_PROBLEM REQUIREMENTS_
State how many lines of the records contain the string "size", and give no other information.

::::::::::

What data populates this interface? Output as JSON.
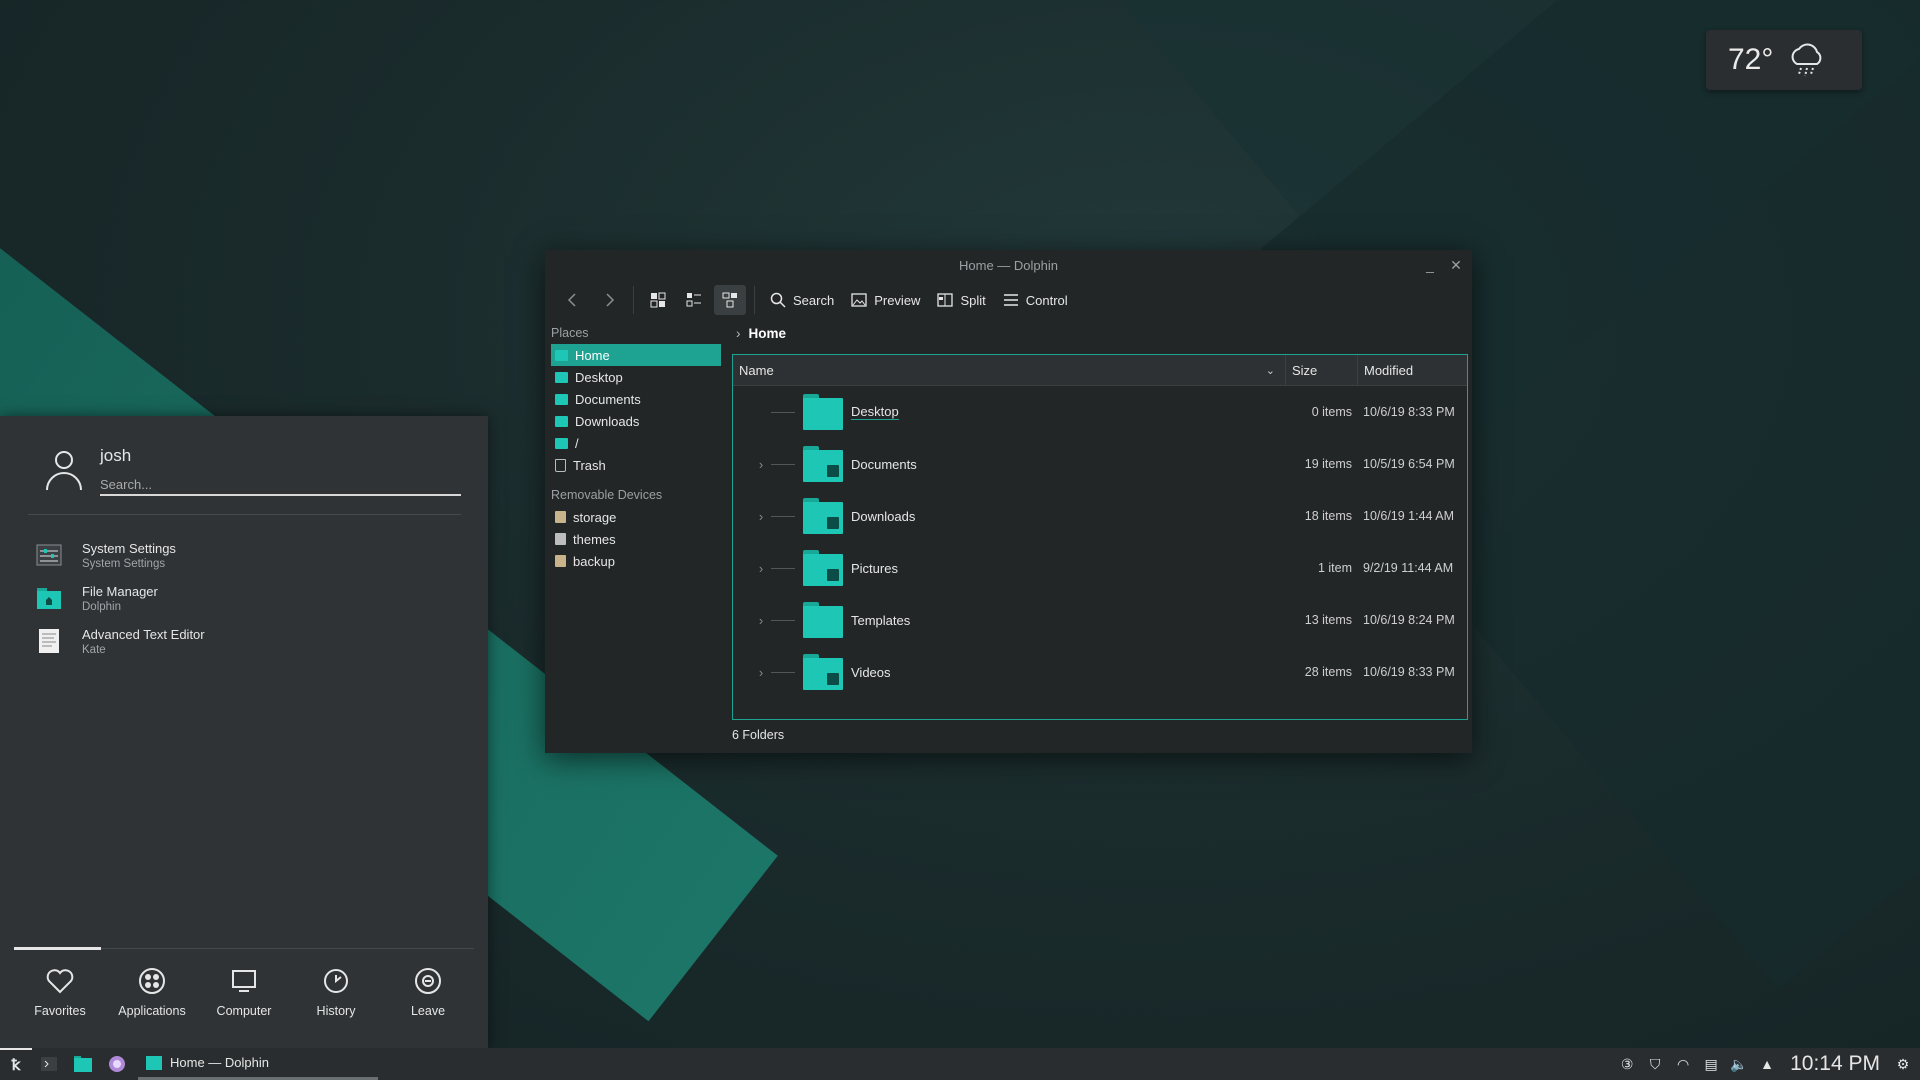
{
  "weather": {
    "temperature": "72°",
    "icon": "rain-cloud-icon"
  },
  "dolphin": {
    "title": "Home — Dolphin",
    "toolbar": {
      "search": "Search",
      "preview": "Preview",
      "split": "Split",
      "control": "Control"
    },
    "places_header": "Places",
    "places": [
      "Home",
      "Desktop",
      "Documents",
      "Downloads",
      "/",
      "Trash"
    ],
    "removable_header": "Removable Devices",
    "devices": [
      "storage",
      "themes",
      "backup"
    ],
    "breadcrumb": "Home",
    "columns": {
      "name": "Name",
      "size": "Size",
      "modified": "Modified"
    },
    "rows": [
      {
        "name": "Desktop",
        "size": "0 items",
        "modified": "10/6/19 8:33 PM"
      },
      {
        "name": "Documents",
        "size": "19 items",
        "modified": "10/5/19 6:54 PM"
      },
      {
        "name": "Downloads",
        "size": "18 items",
        "modified": "10/6/19 1:44 AM"
      },
      {
        "name": "Pictures",
        "size": "1 item",
        "modified": "9/2/19 11:44 AM"
      },
      {
        "name": "Templates",
        "size": "13 items",
        "modified": "10/6/19 8:24 PM"
      },
      {
        "name": "Videos",
        "size": "28 items",
        "modified": "10/6/19 8:33 PM"
      }
    ],
    "status": "6 Folders"
  },
  "launcher": {
    "user": "josh",
    "search_placeholder": "Search...",
    "apps": [
      {
        "title": "System Settings",
        "subtitle": "System Settings"
      },
      {
        "title": "File Manager",
        "subtitle": "Dolphin"
      },
      {
        "title": "Advanced Text Editor",
        "subtitle": "Kate"
      }
    ],
    "tabs": [
      "Favorites",
      "Applications",
      "Computer",
      "History",
      "Leave"
    ]
  },
  "taskbar": {
    "task_title": "Home — Dolphin",
    "clock": "10:14 PM"
  },
  "colors": {
    "accent": "#1ec7b5",
    "selection": "#1ea393",
    "window_bg": "#232627",
    "panel_bg": "#2f3336"
  }
}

::::::::::

_RESULT FOR THIS EXERCISE_
7